• YOUR OBJECTIVE:
Return all of the data exactly as given.

• DATA SHOWN:
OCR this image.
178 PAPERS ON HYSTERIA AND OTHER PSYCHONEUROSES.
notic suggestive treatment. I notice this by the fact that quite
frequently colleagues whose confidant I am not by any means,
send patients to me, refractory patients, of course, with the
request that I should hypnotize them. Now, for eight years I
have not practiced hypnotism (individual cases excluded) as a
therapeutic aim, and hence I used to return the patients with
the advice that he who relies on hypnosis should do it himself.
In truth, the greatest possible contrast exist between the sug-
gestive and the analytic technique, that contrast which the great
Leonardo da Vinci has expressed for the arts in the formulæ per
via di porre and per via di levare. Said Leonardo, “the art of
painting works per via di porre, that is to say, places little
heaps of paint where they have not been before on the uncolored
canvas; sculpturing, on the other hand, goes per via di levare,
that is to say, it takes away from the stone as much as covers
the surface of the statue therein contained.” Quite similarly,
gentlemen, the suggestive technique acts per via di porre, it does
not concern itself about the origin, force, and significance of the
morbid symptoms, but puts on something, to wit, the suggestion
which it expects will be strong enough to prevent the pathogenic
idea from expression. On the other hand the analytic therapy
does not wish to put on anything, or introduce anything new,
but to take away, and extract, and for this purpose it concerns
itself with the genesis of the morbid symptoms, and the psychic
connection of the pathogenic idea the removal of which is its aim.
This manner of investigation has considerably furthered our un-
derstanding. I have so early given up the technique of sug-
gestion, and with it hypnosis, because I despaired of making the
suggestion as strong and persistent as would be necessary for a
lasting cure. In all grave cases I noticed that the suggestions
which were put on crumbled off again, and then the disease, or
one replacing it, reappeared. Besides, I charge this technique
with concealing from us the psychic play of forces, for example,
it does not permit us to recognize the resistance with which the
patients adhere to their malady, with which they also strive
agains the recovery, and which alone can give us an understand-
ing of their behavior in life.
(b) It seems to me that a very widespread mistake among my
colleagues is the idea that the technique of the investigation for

• RESPONSE:
OCR this image.
178 PAPERS ON HYSTERIA AND OTHER PSYCHONEUROSES.
notic suggestive treatment. I notice this by the fact that quite
frequently colleagues whose confidant I am not by any means,
send patients to me, refractory patients, of course, with the
request that I should hypnotize them. Now, for eight years I
have not practiced hypnotism (individual cases excluded) as a
therapeutic aim, and hence I used to return the patients with
the advice that he who relies on hypnosis should do it himself.
In truth, the greatest possible contrast exist between the sug-
gestive and the analytic technique, that contrast which the great
Leonardo da Vinci has expressed for the arts in the formulæ per
via di porre and per via di levare. Said Leonardo, “the art of
painting works per via di porre, that is to say, places little
heaps of paint where they have not been before on the uncolored
canvas; sculpturing, on the other hand, goes per via di levare,
that is to say, it takes away from the stone as much as covers
the surface of the statue therein contained.” Quite similarly,
gentlemen, the suggestive technique acts per via di porre, it does
not concern itself about the origin, force, and significance of the
morbid symptoms, but puts on something, to wit, the suggestion
which it expects will be strong enough to prevent the pathogenic
idea from expression. On the other hand the analytic therapy
does not wish to put on anything, or introduce anything new,
but to take away, and extract, and for this purpose it concerns
itself with the genesis of the morbid symptoms, and the psychic
connection of the pathogenic idea the removal of which is its aim.
This manner of investigation has considerably furthered our un-
derstanding. I have so early given up the technique of sug-
gestion, and with it hypnosis, because I despaired of making the
suggestion as strong and persistent as would be necessary for a
lasting cure. In all grave cases I noticed that the suggestions
which were put on crumbled off again, and then the disease, or
one replacing it, reappeared. Besides, I charge this technique
with concealing from us the psychic play of forces, for example,
it does not permit us to recognize the resistance with which the
patients adhere to their malady, with which they also strive
agains the recovery, and which alone can give us an understand-
ing of their behavior in life.
(b) It seems to me that a very widespread mistake among my
colleagues is the idea that the technique of the investigation for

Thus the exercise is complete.